The entries below contain pictures. Retype everything except those pictures, exactly as given.

(Collected data)
Begin
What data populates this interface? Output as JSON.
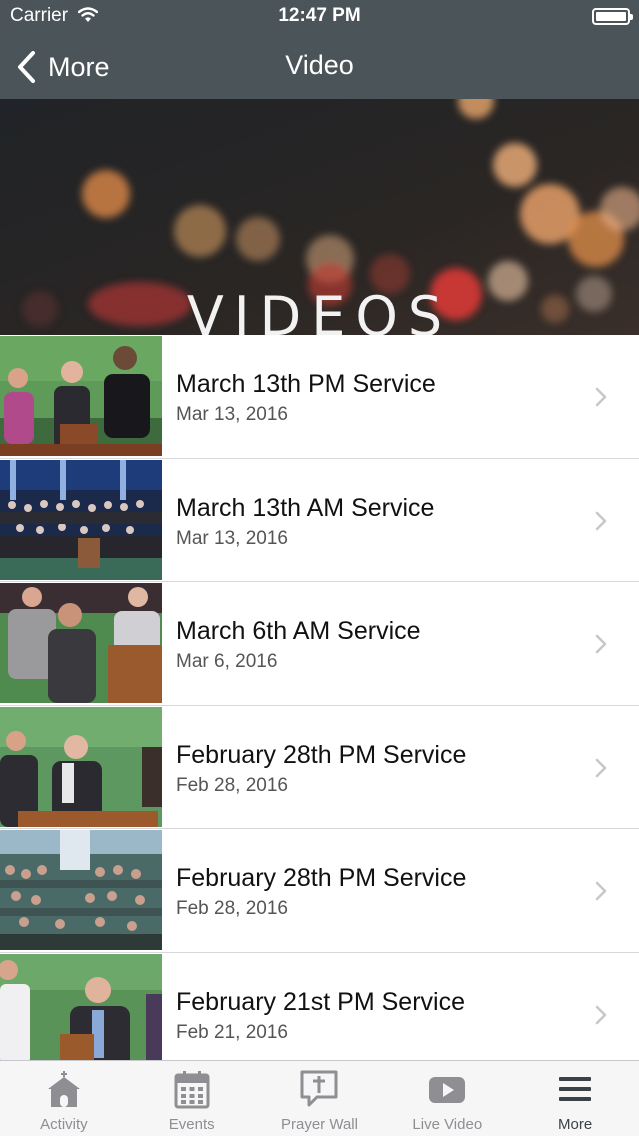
{
  "status_bar": {
    "carrier": "Carrier",
    "time": "12:47 PM"
  },
  "nav": {
    "back_label": "More",
    "title": "Video"
  },
  "banner": {
    "title": "VIDEOS"
  },
  "videos": [
    {
      "title": "March 13th PM Service",
      "date": "Mar 13, 2016"
    },
    {
      "title": "March 13th AM Service",
      "date": "Mar 13, 2016"
    },
    {
      "title": "March 6th AM Service",
      "date": "Mar 6, 2016"
    },
    {
      "title": "February 28th PM Service",
      "date": "Feb 28, 2016"
    },
    {
      "title": "February 28th PM Service",
      "date": "Feb 28, 2016"
    },
    {
      "title": "February 21st PM Service",
      "date": "Feb 21, 2016"
    }
  ],
  "tabs": [
    {
      "label": "Activity",
      "icon": "church-icon"
    },
    {
      "label": "Events",
      "icon": "calendar-icon"
    },
    {
      "label": "Prayer Wall",
      "icon": "prayer-speech-icon"
    },
    {
      "label": "Live Video",
      "icon": "play-video-icon"
    },
    {
      "label": "More",
      "icon": "menu-icon"
    }
  ],
  "colors": {
    "nav_bg": "#4a5459",
    "tab_active": "#3a4247",
    "tab_inactive": "#8e8e93"
  }
}
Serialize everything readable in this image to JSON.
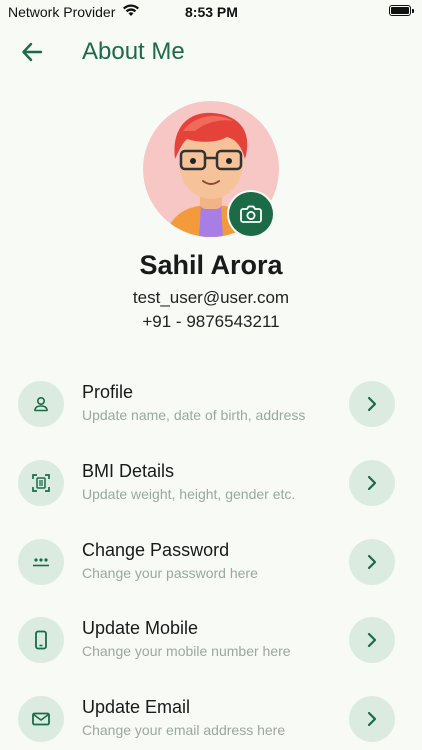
{
  "status_bar": {
    "carrier": "Network Provider",
    "time": "8:53 PM"
  },
  "header": {
    "title": "About Me"
  },
  "user": {
    "name": "Sahil Arora",
    "email": "test_user@user.com",
    "phone": "+91 - 9876543211"
  },
  "colors": {
    "accent": "#1b6b47",
    "icon_bg": "#dcebe0",
    "background": "#f7faf5"
  },
  "menu": [
    {
      "title": "Profile",
      "subtitle": "Update name, date of birth, address",
      "icon": "person-icon"
    },
    {
      "title": "BMI Details",
      "subtitle": "Update weight, height, gender etc.",
      "icon": "scan-icon"
    },
    {
      "title": "Change Password",
      "subtitle": "Change your password here",
      "icon": "password-icon"
    },
    {
      "title": "Update Mobile",
      "subtitle": "Change your mobile number here",
      "icon": "phone-icon"
    },
    {
      "title": "Update Email",
      "subtitle": "Change your email address here",
      "icon": "mail-icon"
    }
  ]
}
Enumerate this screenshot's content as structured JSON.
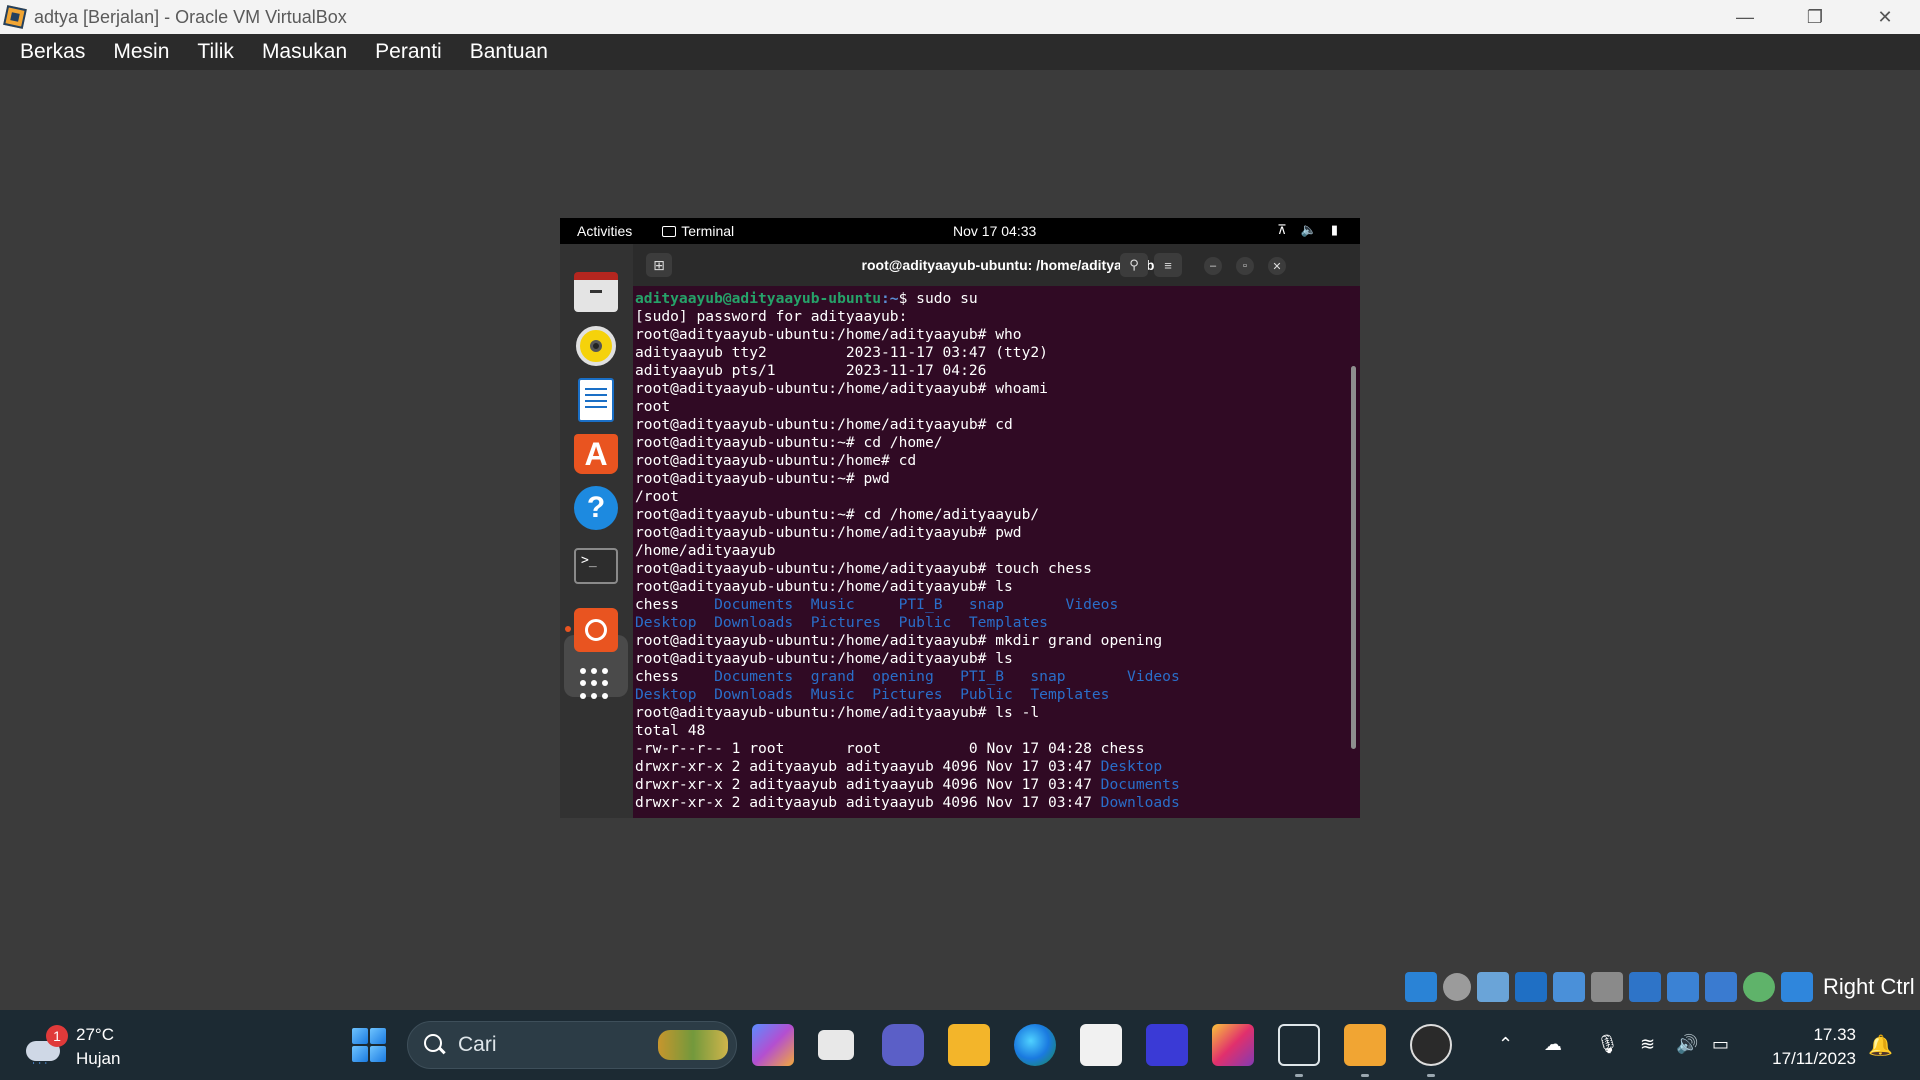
{
  "host_window": {
    "title": "adtya [Berjalan] - Oracle VM VirtualBox",
    "controls": {
      "minimize": "—",
      "restore": "❐",
      "close": "✕"
    }
  },
  "vbox_menu": [
    "Berkas",
    "Mesin",
    "Tilik",
    "Masukan",
    "Peranti",
    "Bantuan"
  ],
  "gnome": {
    "activities": "Activities",
    "app_name": "Terminal",
    "clock": "Nov 17  04:33"
  },
  "terminal": {
    "title": "root@adityaayub-ubuntu: /home/adityaayub",
    "first_prompt_user": "adityaayub@adityaayub-ubuntu",
    "first_prompt_path": ":~",
    "first_command": "$ sudo su",
    "lines": [
      "[sudo] password for adityaayub:",
      "root@adityaayub-ubuntu:/home/adityaayub# who",
      "adityaayub tty2         2023-11-17 03:47 (tty2)",
      "adityaayub pts/1        2023-11-17 04:26",
      "root@adityaayub-ubuntu:/home/adityaayub# whoami",
      "root",
      "root@adityaayub-ubuntu:/home/adityaayub# cd",
      "root@adityaayub-ubuntu:~# cd /home/",
      "root@adityaayub-ubuntu:/home# cd",
      "root@adityaayub-ubuntu:~# pwd",
      "/root",
      "root@adityaayub-ubuntu:~# cd /home/adityaayub/",
      "root@adityaayub-ubuntu:/home/adityaayub# pwd",
      "/home/adityaayub",
      "root@adityaayub-ubuntu:/home/adityaayub# touch chess",
      "root@adityaayub-ubuntu:/home/adityaayub# ls"
    ],
    "ls1_file": "chess    ",
    "ls1_row1_dirs": "Documents  Music     PTI_B   snap       Videos",
    "ls1_row2_dirs": "Desktop  Downloads  Pictures  Public  Templates",
    "lines2": [
      "root@adityaayub-ubuntu:/home/adityaayub# mkdir grand opening",
      "root@adityaayub-ubuntu:/home/adityaayub# ls"
    ],
    "ls2_file": "chess    ",
    "ls2_row1_dirs": "Documents  grand  opening   PTI_B   snap       Videos",
    "ls2_row2_dirs": "Desktop  Downloads  Music  Pictures  Public  Templates",
    "lines3": [
      "root@adityaayub-ubuntu:/home/adityaayub# ls -l",
      "total 48",
      "-rw-r--r-- 1 root       root          0 Nov 17 04:28 chess"
    ],
    "ll_prefix": "drwxr-xr-x 2 adityaayub adityaayub 4096 Nov 17 03:47 ",
    "ll_dirs": [
      "Desktop",
      "Documents",
      "Downloads"
    ]
  },
  "vbox_status": {
    "host_key": "Right Ctrl"
  },
  "taskbar": {
    "weather_temp": "27°C",
    "weather_desc": "Hujan",
    "weather_badge": "1",
    "search_placeholder": "Cari",
    "clock_time": "17.33",
    "clock_date": "17/11/2023"
  }
}
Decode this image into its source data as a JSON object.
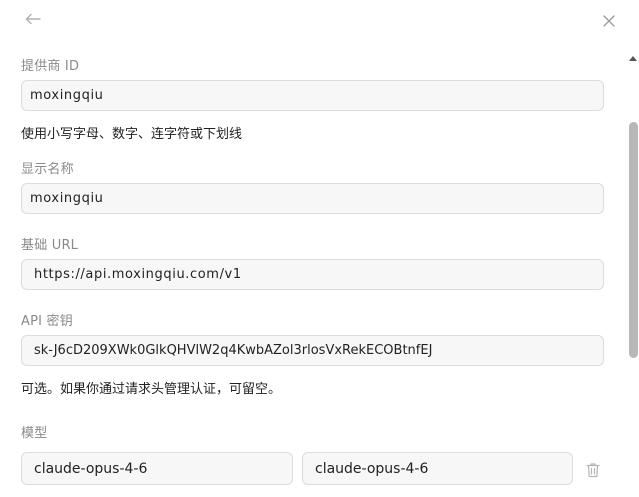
{
  "provider_id": {
    "label": "提供商 ID",
    "value": "moxingqiu",
    "hint": "使用小写字母、数字、连字符或下划线"
  },
  "display_name": {
    "label": "显示名称",
    "value": "moxingqiu"
  },
  "base_url": {
    "label": "基础 URL",
    "value": "https://api.moxingqiu.com/v1"
  },
  "api_key": {
    "label": "API 密钥",
    "value": "sk-J6cD209XWk0GlkQHVlW2q4KwbAZol3rlosVxRekECOBtnfEJ",
    "hint": "可选。如果你通过请求头管理认证，可留空。"
  },
  "models": {
    "label": "模型",
    "rows": [
      {
        "model_id": "claude-opus-4-6",
        "display_name": "claude-opus-4-6"
      }
    ]
  },
  "icons": {
    "back": "arrow-left-icon",
    "close": "close-icon",
    "delete": "trash-icon"
  }
}
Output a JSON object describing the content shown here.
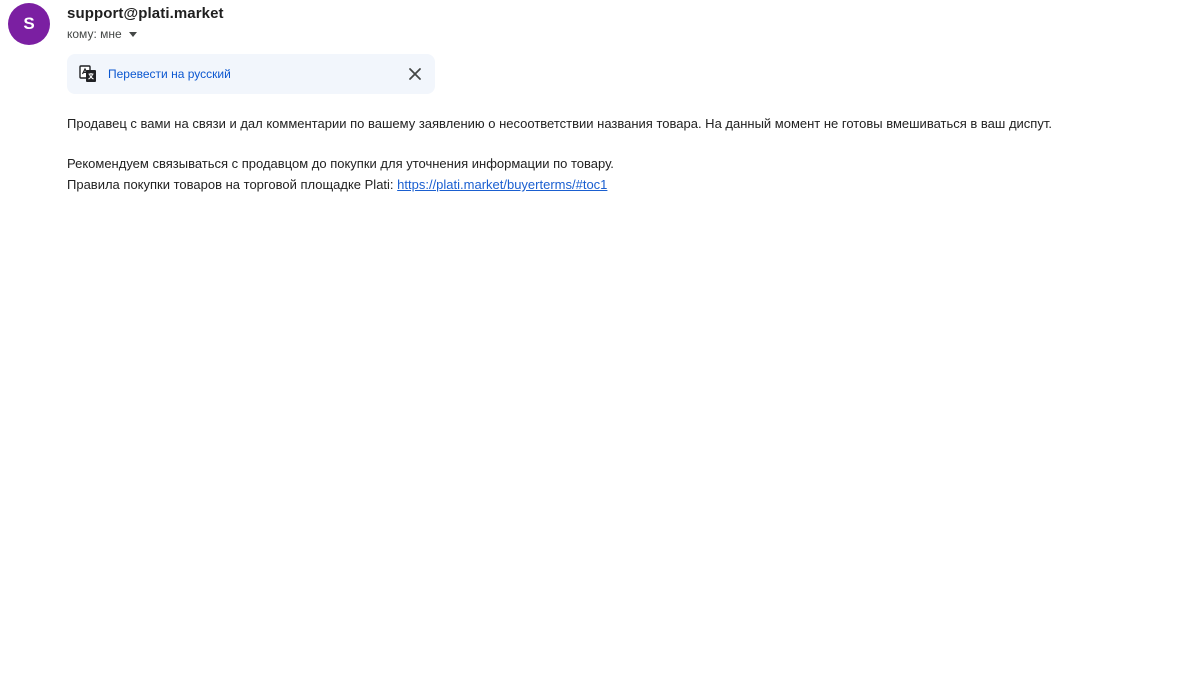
{
  "header": {
    "avatar_letter": "S",
    "sender": "support@plati.market",
    "recipient_label": "кому: мне"
  },
  "translate_bar": {
    "link_label": "Перевести на русский"
  },
  "message": {
    "paragraph1": "Продавец с вами на связи и дал комментарии по вашему заявлению о несоответствии названия товара. На данный момент не готовы вмешиваться в ваш диспут.",
    "paragraph2": "Рекомендуем связываться с продавцом до покупки для уточнения информации по товару.",
    "rules_prefix": "Правила покупки товаров на торговой площадке Plati: ",
    "rules_link": "https://plati.market/buyerterms/#toc1"
  },
  "colors": {
    "avatar_bg": "#7b1fa2",
    "link": "#1a5fd0",
    "translate_bg": "#f2f6fc"
  },
  "icons": {
    "translate": "translate-icon",
    "close": "close-icon",
    "caret": "caret-down-icon"
  }
}
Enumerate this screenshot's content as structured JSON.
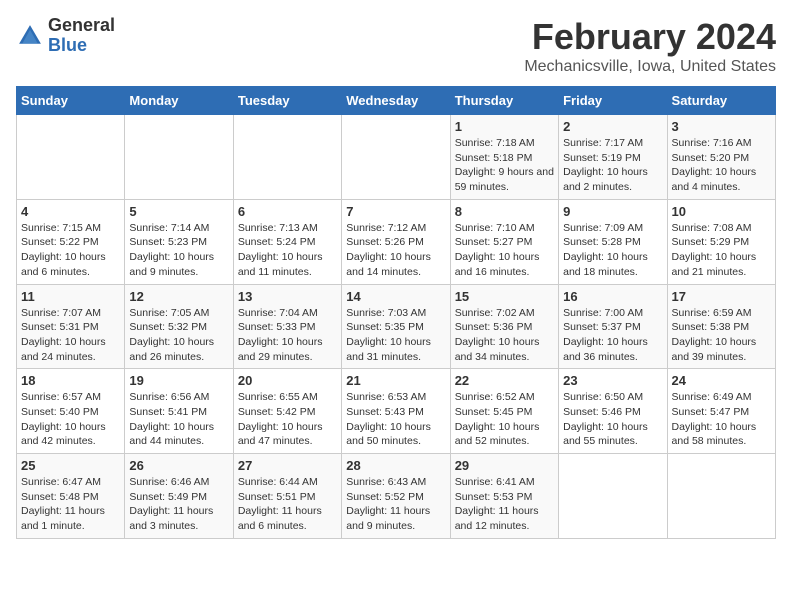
End
§ **Answer to this exercise**
What data populates this interface? Output as JSON.
{
  "status_bar": {
    "carrier": "Carrier",
    "time": "12:47 PM"
  },
  "nav": {
    "back_label": "More",
    "title": "Video"
  },
  "banner": {
    "title": "VIDEOS"
  },
  "videos": [
    {
      "title": "March 13th PM Service",
      "date": "Mar 13, 2016"
    },
    {
      "title": "March 13th AM Service",
      "date": "Mar 13, 2016"
    },
    {
      "title": "March 6th AM Service",
      "date": "Mar 6, 2016"
    },
    {
      "title": "February 28th PM Service",
      "date": "Feb 28, 2016"
    },
    {
      "title": "February 28th PM Service",
      "date": "Feb 28, 2016"
    },
    {
      "title": "February 21st PM Service",
      "date": "Feb 21, 2016"
    }
  ],
  "tabs": [
    {
      "label": "Activity",
      "icon": "church-icon"
    },
    {
      "label": "Events",
      "icon": "calendar-icon"
    },
    {
      "label": "Prayer Wall",
      "icon": "prayer-speech-icon"
    },
    {
      "label": "Live Video",
      "icon": "play-video-icon"
    },
    {
      "label": "More",
      "icon": "menu-icon"
    }
  ],
  "colors": {
    "nav_bg": "#4a5459",
    "tab_active": "#3a4247",
    "tab_inactive": "#8e8e93"
  }
}
Serialize everything readable in this image to JSON.
{
  "status_bar": {
    "carrier": "Network Provider",
    "time": "8:53 PM"
  },
  "header": {
    "title": "About Me"
  },
  "user": {
    "name": "Sahil Arora",
    "email": "test_user@user.com",
    "phone": "+91 - 9876543211"
  },
  "colors": {
    "accent": "#1b6b47",
    "icon_bg": "#dcebe0",
    "background": "#f7faf5"
  },
  "menu": [
    {
      "title": "Profile",
      "subtitle": "Update name, date of birth, address",
      "icon": "person-icon"
    },
    {
      "title": "BMI Details",
      "subtitle": "Update weight, height, gender etc.",
      "icon": "scan-icon"
    },
    {
      "title": "Change Password",
      "subtitle": "Change your password here",
      "icon": "password-icon"
    },
    {
      "title": "Update Mobile",
      "subtitle": "Change your mobile number here",
      "icon": "phone-icon"
    },
    {
      "title": "Update Email",
      "subtitle": "Change your email address here",
      "icon": "mail-icon"
    }
  ]
}
Enumerate this screenshot's content as structured JSON.
{
  "host_window": {
    "title": "adtya [Berjalan] - Oracle VM VirtualBox",
    "controls": {
      "minimize": "—",
      "restore": "❐",
      "close": "✕"
    }
  },
  "vbox_menu": [
    "Berkas",
    "Mesin",
    "Tilik",
    "Masukan",
    "Peranti",
    "Bantuan"
  ],
  "gnome": {
    "activities": "Activities",
    "app_name": "Terminal",
    "clock": "Nov 17  04:33"
  },
  "terminal": {
    "title": "root@adityaayub-ubuntu: /home/adityaayub",
    "first_prompt_user": "adityaayub@adityaayub-ubuntu",
    "first_prompt_path": ":~",
    "first_command": "$ sudo su",
    "lines": [
      "[sudo] password for adityaayub:",
      "root@adityaayub-ubuntu:/home/adityaayub# who",
      "adityaayub tty2         2023-11-17 03:47 (tty2)",
      "adityaayub pts/1        2023-11-17 04:26",
      "root@adityaayub-ubuntu:/home/adityaayub# whoami",
      "root",
      "root@adityaayub-ubuntu:/home/adityaayub# cd",
      "root@adityaayub-ubuntu:~# cd /home/",
      "root@adityaayub-ubuntu:/home# cd",
      "root@adityaayub-ubuntu:~# pwd",
      "/root",
      "root@adityaayub-ubuntu:~# cd /home/adityaayub/",
      "root@adityaayub-ubuntu:/home/adityaayub# pwd",
      "/home/adityaayub",
      "root@adityaayub-ubuntu:/home/adityaayub# touch chess",
      "root@adityaayub-ubuntu:/home/adityaayub# ls"
    ],
    "ls1_file": "chess    ",
    "ls1_row1_dirs": "Documents  Music     PTI_B   snap       Videos",
    "ls1_row2_dirs": "Desktop  Downloads  Pictures  Public  Templates",
    "lines2": [
      "root@adityaayub-ubuntu:/home/adityaayub# mkdir grand opening",
      "root@adityaayub-ubuntu:/home/adityaayub# ls"
    ],
    "ls2_file": "chess    ",
    "ls2_row1_dirs": "Documents  grand  opening   PTI_B   snap       Videos",
    "ls2_row2_dirs": "Desktop  Downloads  Music  Pictures  Public  Templates",
    "lines3": [
      "root@adityaayub-ubuntu:/home/adityaayub# ls -l",
      "total 48",
      "-rw-r--r-- 1 root       root          0 Nov 17 04:28 chess"
    ],
    "ll_prefix": "drwxr-xr-x 2 adityaayub adityaayub 4096 Nov 17 03:47 ",
    "ll_dirs": [
      "Desktop",
      "Documents",
      "Downloads"
    ]
  },
  "vbox_status": {
    "host_key": "Right Ctrl"
  },
  "taskbar": {
    "weather_temp": "27°C",
    "weather_desc": "Hujan",
    "weather_badge": "1",
    "search_placeholder": "Cari",
    "clock_time": "17.33",
    "clock_date": "17/11/2023"
  }
}
Decode this image into its source data as a JSON object.
{
  "provider_id": {
    "label": "提供商 ID",
    "value": "moxingqiu",
    "hint": "使用小写字母、数字、连字符或下划线"
  },
  "display_name": {
    "label": "显示名称",
    "value": "moxingqiu"
  },
  "base_url": {
    "label": "基础 URL",
    "value": "https://api.moxingqiu.com/v1"
  },
  "api_key": {
    "label": "API 密钥",
    "value": "sk-J6cD209XWk0GlkQHVlW2q4KwbAZol3rlosVxRekECOBtnfEJ",
    "hint": "可选。如果你通过请求头管理认证，可留空。"
  },
  "models": {
    "label": "模型",
    "rows": [
      {
        "model_id": "claude-opus-4-6",
        "display_name": "claude-opus-4-6"
      }
    ]
  },
  "icons": {
    "back": "arrow-left-icon",
    "close": "close-icon",
    "delete": "trash-icon"
  }
}
Output a JSON object describing the content shown here.
{
  "header": {
    "avatar_letter": "S",
    "sender": "support@plati.market",
    "recipient_label": "кому: мне"
  },
  "translate_bar": {
    "link_label": "Перевести на русский"
  },
  "message": {
    "paragraph1": "Продавец с вами на связи и дал комментарии по вашему заявлению о несоответствии названия товара. На данный момент не готовы вмешиваться в ваш диспут.",
    "paragraph2": "Рекомендуем связываться с продавцом до покупки для уточнения информации по товару.",
    "rules_prefix": "Правила покупки товаров на торговой площадке Plati: ",
    "rules_link": "https://plati.market/buyerterms/#toc1"
  },
  "colors": {
    "avatar_bg": "#7b1fa2",
    "link": "#1a5fd0",
    "translate_bg": "#f2f6fc"
  },
  "icons": {
    "translate": "translate-icon",
    "close": "close-icon",
    "caret": "caret-down-icon"
  }
}
Enumerate this screenshot's content as structured JSON.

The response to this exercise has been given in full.